■ **Task objective**: Wherever "ребенка" appears in a line, copy that line.

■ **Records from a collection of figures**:
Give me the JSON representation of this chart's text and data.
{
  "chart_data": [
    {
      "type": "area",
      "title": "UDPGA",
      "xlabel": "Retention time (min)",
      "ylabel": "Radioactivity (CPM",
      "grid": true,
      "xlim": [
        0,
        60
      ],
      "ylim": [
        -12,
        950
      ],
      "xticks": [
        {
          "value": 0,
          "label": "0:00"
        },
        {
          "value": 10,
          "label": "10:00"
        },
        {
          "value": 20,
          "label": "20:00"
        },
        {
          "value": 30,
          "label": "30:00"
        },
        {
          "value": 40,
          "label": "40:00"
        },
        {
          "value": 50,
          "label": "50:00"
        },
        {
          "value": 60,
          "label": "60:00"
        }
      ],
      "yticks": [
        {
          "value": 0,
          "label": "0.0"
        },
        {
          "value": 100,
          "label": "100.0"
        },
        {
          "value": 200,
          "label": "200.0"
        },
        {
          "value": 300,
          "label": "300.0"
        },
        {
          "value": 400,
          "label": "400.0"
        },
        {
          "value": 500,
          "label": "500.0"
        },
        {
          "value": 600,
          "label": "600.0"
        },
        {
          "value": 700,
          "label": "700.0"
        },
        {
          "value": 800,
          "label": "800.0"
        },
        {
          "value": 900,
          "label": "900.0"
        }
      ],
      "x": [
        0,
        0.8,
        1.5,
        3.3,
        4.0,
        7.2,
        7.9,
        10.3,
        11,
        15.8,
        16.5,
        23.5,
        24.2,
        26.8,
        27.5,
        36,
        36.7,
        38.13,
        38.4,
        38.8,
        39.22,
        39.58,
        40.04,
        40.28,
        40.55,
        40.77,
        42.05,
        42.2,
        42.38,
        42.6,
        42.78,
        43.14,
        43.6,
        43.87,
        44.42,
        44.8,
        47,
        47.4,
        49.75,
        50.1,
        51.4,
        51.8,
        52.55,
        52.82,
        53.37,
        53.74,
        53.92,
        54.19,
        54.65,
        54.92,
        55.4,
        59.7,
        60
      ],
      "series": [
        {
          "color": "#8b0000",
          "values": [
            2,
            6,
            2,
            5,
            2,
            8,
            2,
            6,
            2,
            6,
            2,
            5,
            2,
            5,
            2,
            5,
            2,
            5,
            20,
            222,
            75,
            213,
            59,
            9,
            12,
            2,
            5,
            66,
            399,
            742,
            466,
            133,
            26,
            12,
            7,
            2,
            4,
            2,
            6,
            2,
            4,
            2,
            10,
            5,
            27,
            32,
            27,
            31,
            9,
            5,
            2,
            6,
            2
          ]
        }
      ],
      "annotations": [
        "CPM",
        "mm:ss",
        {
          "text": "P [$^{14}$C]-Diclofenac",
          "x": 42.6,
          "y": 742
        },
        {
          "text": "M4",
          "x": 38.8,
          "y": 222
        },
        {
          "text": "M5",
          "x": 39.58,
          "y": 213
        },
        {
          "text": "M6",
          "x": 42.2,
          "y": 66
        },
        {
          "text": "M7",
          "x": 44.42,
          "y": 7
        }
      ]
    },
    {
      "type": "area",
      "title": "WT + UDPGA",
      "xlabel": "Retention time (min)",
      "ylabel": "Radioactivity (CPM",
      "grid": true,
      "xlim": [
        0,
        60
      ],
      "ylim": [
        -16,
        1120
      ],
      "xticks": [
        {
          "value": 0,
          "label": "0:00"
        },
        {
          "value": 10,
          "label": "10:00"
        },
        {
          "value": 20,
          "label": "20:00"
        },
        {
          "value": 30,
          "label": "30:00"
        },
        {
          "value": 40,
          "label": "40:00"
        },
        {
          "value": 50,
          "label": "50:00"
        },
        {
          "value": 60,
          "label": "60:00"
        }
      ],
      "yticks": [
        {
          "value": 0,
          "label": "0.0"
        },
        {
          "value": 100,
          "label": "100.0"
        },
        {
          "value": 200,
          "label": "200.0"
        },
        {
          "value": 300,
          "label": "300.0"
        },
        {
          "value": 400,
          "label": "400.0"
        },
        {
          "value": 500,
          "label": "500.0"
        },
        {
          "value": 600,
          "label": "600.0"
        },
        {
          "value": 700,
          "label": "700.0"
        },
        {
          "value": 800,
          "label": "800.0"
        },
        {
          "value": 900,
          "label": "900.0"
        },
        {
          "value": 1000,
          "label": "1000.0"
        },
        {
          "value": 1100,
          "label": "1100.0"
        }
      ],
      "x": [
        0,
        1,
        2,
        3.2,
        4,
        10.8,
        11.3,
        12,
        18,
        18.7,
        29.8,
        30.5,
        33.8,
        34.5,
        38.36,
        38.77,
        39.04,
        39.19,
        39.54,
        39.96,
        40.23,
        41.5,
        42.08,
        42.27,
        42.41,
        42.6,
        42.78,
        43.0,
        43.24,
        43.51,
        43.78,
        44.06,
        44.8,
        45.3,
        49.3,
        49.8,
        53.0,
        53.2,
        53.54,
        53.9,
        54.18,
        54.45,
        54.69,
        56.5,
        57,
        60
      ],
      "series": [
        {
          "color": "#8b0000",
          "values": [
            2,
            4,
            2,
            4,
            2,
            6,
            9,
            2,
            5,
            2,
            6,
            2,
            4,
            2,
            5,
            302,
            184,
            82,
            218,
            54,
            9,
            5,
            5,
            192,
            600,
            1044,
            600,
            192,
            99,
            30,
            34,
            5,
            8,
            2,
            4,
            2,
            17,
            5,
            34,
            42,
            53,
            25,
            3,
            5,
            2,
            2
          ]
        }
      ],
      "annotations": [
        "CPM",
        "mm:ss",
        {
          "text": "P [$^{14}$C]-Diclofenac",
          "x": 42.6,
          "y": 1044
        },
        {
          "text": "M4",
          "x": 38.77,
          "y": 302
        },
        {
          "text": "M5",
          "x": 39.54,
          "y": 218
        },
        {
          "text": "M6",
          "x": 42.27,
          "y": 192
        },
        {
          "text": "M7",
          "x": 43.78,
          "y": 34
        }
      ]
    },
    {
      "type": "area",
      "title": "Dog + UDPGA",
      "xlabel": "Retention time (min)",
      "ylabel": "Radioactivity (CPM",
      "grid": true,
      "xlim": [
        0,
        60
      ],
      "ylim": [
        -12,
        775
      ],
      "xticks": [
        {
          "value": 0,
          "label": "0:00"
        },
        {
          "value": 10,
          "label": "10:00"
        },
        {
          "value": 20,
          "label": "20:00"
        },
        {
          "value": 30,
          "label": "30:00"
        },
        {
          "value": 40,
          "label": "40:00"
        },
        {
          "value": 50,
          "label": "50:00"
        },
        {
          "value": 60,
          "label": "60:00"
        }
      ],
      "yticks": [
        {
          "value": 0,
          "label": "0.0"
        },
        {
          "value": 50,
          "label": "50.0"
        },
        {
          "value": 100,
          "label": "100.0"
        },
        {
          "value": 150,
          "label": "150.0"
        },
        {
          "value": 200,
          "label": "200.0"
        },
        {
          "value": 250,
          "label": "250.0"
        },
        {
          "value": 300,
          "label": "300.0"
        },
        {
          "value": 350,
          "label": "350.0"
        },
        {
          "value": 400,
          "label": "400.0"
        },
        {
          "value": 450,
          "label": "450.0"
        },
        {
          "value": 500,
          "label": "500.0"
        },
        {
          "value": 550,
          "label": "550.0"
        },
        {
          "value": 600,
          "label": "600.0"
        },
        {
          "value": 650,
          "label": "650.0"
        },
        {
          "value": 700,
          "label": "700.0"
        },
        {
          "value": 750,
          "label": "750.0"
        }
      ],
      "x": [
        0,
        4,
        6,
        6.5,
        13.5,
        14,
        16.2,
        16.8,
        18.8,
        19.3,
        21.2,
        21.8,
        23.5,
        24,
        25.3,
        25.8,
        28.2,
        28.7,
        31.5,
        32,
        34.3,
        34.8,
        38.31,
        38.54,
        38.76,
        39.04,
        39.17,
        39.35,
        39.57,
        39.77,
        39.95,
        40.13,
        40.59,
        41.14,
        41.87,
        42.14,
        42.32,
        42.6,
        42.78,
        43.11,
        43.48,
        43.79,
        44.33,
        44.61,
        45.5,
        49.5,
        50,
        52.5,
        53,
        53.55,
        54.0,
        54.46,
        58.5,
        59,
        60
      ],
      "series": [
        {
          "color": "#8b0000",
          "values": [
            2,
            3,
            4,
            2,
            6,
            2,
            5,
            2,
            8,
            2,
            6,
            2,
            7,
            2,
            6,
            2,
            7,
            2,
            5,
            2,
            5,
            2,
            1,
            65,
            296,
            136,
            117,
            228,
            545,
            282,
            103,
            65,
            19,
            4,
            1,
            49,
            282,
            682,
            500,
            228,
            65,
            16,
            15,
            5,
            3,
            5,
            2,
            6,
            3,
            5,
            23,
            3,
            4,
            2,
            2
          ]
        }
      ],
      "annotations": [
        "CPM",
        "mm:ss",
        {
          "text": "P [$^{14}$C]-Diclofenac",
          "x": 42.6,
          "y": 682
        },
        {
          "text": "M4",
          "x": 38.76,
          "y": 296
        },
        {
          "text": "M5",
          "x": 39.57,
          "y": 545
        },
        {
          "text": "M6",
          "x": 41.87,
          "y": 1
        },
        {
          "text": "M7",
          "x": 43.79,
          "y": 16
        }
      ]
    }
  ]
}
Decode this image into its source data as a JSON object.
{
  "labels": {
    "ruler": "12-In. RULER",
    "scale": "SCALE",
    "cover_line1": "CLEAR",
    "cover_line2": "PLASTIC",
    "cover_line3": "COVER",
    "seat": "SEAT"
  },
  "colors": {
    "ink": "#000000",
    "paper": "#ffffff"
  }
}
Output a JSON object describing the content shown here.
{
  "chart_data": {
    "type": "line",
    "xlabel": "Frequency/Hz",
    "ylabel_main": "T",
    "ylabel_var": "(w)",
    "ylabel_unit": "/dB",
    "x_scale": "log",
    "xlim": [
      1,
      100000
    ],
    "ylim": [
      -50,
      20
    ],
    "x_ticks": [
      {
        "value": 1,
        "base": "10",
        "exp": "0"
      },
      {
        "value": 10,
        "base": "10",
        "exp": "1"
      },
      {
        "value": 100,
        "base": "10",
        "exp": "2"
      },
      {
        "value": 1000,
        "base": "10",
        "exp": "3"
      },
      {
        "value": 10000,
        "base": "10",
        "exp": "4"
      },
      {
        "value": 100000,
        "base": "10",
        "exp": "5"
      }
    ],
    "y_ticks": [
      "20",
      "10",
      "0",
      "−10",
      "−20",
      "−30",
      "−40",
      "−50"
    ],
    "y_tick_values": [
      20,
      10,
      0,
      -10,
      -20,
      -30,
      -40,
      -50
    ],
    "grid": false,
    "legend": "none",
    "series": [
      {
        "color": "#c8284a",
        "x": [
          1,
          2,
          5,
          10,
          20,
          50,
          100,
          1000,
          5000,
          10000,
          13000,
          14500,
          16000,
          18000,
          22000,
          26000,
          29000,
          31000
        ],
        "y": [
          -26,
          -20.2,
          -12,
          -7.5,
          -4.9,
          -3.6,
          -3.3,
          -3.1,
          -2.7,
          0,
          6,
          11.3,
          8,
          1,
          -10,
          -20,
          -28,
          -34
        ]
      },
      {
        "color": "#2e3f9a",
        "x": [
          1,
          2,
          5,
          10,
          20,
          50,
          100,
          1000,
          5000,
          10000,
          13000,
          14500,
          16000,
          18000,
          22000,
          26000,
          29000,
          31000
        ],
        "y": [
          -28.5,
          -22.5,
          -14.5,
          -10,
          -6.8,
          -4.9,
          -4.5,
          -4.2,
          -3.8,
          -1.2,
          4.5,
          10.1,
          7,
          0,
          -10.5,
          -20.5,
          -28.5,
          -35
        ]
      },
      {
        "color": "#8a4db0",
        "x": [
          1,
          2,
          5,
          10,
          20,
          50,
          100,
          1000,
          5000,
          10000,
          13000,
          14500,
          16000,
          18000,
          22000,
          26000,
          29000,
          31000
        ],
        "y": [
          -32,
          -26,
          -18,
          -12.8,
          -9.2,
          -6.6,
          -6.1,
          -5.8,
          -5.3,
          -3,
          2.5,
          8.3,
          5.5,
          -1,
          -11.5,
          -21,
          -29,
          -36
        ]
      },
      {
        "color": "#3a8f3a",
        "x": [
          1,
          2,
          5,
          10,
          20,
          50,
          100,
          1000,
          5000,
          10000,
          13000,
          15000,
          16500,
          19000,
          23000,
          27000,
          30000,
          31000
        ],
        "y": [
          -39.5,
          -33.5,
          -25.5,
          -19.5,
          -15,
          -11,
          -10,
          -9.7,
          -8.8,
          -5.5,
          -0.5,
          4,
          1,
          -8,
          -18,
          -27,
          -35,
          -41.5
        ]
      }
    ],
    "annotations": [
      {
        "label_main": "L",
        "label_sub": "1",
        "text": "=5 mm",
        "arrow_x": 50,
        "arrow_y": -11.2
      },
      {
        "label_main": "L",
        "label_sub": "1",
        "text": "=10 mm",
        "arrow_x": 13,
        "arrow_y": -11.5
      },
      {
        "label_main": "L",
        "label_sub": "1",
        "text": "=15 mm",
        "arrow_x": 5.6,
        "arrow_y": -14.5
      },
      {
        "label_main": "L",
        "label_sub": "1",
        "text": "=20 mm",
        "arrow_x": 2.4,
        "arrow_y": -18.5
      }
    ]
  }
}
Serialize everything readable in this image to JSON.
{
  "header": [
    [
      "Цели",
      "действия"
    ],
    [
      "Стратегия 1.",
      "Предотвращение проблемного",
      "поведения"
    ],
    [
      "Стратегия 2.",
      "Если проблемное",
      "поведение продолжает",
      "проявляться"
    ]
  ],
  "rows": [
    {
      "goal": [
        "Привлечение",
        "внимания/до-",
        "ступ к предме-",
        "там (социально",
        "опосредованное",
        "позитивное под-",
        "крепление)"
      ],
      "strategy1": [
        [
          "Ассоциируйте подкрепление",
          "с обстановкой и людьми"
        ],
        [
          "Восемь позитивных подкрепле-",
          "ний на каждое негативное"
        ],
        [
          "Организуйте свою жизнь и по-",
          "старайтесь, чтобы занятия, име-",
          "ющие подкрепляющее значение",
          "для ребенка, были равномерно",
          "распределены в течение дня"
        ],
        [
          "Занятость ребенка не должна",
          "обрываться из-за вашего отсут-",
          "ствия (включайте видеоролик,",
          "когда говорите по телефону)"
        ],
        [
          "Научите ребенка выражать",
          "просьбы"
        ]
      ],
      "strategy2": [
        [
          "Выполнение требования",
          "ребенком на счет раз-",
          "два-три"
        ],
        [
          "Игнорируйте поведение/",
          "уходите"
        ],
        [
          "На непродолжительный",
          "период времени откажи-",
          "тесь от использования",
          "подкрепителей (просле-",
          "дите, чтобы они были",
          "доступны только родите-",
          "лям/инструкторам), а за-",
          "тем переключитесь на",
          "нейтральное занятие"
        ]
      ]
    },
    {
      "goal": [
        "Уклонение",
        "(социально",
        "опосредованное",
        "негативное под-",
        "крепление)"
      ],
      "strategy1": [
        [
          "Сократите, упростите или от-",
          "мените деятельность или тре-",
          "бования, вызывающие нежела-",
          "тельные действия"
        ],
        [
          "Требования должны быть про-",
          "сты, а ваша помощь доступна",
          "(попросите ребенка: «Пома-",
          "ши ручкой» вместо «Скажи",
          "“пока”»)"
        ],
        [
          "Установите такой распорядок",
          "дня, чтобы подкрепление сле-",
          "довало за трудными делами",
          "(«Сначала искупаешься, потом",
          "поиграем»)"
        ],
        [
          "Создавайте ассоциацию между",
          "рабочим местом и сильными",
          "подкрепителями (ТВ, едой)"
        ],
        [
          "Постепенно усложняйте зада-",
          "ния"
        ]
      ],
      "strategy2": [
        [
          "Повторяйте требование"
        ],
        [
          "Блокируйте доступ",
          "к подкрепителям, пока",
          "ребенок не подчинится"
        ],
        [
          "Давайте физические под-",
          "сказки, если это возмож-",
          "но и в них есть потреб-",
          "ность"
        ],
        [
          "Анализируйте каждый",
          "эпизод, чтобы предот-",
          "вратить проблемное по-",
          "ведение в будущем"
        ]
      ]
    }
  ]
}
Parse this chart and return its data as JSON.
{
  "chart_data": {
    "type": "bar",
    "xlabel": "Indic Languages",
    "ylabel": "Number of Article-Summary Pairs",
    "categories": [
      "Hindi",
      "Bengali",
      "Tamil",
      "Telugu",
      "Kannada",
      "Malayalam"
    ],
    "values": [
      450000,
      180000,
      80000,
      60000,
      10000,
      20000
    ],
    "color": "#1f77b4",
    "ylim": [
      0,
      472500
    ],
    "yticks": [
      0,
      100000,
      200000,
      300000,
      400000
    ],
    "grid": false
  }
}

■ **Result**:
          "для ребенка, были равномерно",
          "Занятость ребенка не должна",
          "Научите ребенка выражать",
          "(попросите ребенка: «Пома-",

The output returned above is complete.